# start of Information shown
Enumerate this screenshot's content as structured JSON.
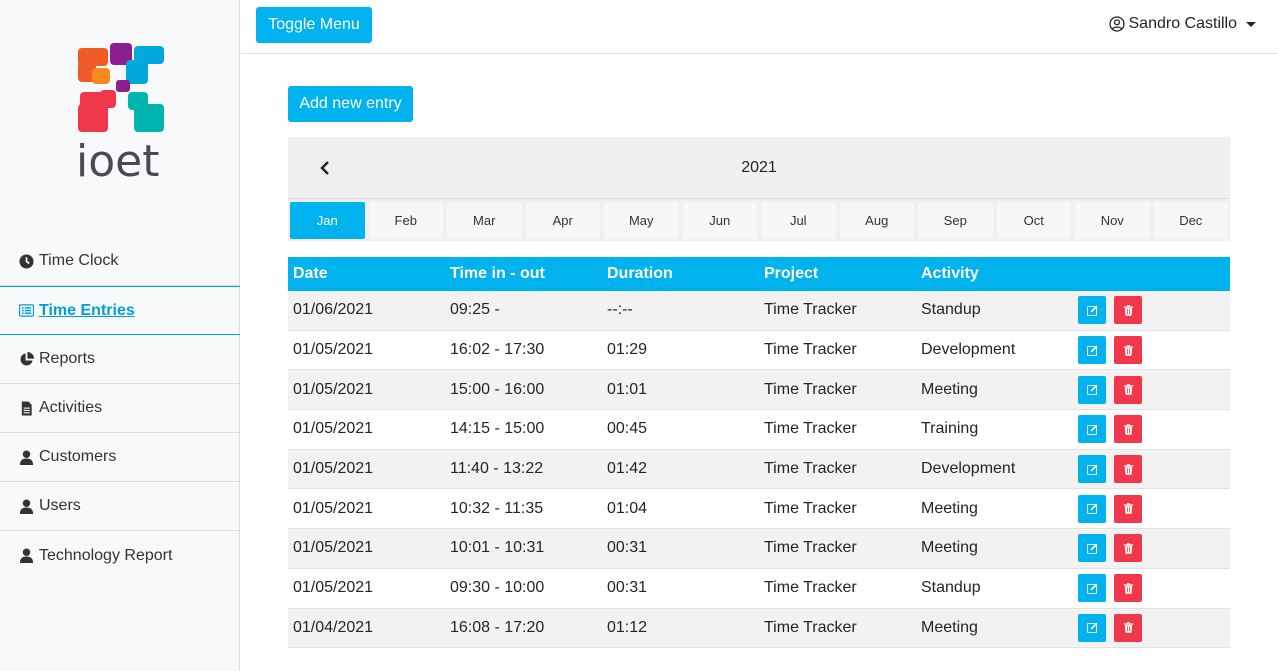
{
  "logo": {
    "text": "ioet"
  },
  "sidebar": {
    "items": [
      {
        "label": "Time Clock",
        "icon": "clock-icon",
        "active": false
      },
      {
        "label": "Time Entries",
        "icon": "list-icon",
        "active": true
      },
      {
        "label": "Reports",
        "icon": "pie-chart-icon",
        "active": false
      },
      {
        "label": "Activities",
        "icon": "file-icon",
        "active": false
      },
      {
        "label": "Customers",
        "icon": "user-icon",
        "active": false
      },
      {
        "label": "Users",
        "icon": "user-icon",
        "active": false
      },
      {
        "label": "Technology Report",
        "icon": "user-icon",
        "active": false
      }
    ]
  },
  "topbar": {
    "toggle_label": "Toggle Menu",
    "user_name": "Sandro Castillo"
  },
  "add_entry_label": "Add new entry",
  "calendar": {
    "year": "2021",
    "months": [
      "Jan",
      "Feb",
      "Mar",
      "Apr",
      "May",
      "Jun",
      "Jul",
      "Aug",
      "Sep",
      "Oct",
      "Nov",
      "Dec"
    ],
    "selected": "Jan"
  },
  "table": {
    "headers": [
      "Date",
      "Time in - out",
      "Duration",
      "Project",
      "Activity"
    ],
    "rows": [
      [
        "01/06/2021",
        "09:25 -",
        "--:--",
        "Time Tracker",
        "Standup"
      ],
      [
        "01/05/2021",
        "16:02 - 17:30",
        "01:29",
        "Time Tracker",
        "Development"
      ],
      [
        "01/05/2021",
        "15:00 - 16:00",
        "01:01",
        "Time Tracker",
        "Meeting"
      ],
      [
        "01/05/2021",
        "14:15 - 15:00",
        "00:45",
        "Time Tracker",
        "Training"
      ],
      [
        "01/05/2021",
        "11:40 - 13:22",
        "01:42",
        "Time Tracker",
        "Development"
      ],
      [
        "01/05/2021",
        "10:32 - 11:35",
        "01:04",
        "Time Tracker",
        "Meeting"
      ],
      [
        "01/05/2021",
        "10:01 - 10:31",
        "00:31",
        "Time Tracker",
        "Meeting"
      ],
      [
        "01/05/2021",
        "09:30 - 10:00",
        "00:31",
        "Time Tracker",
        "Standup"
      ],
      [
        "01/04/2021",
        "16:08 - 17:20",
        "01:12",
        "Time Tracker",
        "Meeting"
      ]
    ]
  },
  "colors": {
    "accent": "#00b2ee",
    "danger": "#f0384a"
  }
}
# end of Information shown
◆ **Short task**: Pick out every line above that contains the word "icon" and copy it.

◆ **Solution to the exercise**:
        "icon": "clock-icon",
        "icon": "list-icon",
        "icon": "pie-chart-icon",
        "icon": "file-icon",
        "icon": "user-icon",
        "icon": "user-icon",
        "icon": "user-icon",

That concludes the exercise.